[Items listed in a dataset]
━━━

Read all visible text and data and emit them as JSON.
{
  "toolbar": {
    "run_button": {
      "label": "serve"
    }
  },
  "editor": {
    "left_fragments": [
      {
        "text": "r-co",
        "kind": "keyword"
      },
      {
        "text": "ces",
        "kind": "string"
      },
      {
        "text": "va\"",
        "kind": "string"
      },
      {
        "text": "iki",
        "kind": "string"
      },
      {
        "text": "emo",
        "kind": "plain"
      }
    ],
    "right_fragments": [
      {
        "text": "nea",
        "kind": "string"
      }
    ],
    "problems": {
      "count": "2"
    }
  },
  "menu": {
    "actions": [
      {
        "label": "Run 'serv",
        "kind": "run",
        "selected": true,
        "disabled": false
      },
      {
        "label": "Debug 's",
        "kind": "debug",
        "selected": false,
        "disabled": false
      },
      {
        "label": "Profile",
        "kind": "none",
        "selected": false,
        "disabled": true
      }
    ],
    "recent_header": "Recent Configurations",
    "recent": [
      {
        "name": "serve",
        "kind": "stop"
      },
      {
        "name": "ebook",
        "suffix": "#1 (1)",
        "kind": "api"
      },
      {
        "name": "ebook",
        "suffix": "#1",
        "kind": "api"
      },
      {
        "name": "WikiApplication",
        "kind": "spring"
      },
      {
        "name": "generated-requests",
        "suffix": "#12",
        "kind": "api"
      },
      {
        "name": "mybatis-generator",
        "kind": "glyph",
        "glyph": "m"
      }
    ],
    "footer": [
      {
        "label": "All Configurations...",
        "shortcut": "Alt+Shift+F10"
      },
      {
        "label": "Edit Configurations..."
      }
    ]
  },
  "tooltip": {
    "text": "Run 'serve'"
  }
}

━━━

* Request *
Scan the material above. Extract every line in which the word "serve" occurs.

* Written solution *
      "label": "serve"
        "name": "serve",
    "text": "Run 'serve'"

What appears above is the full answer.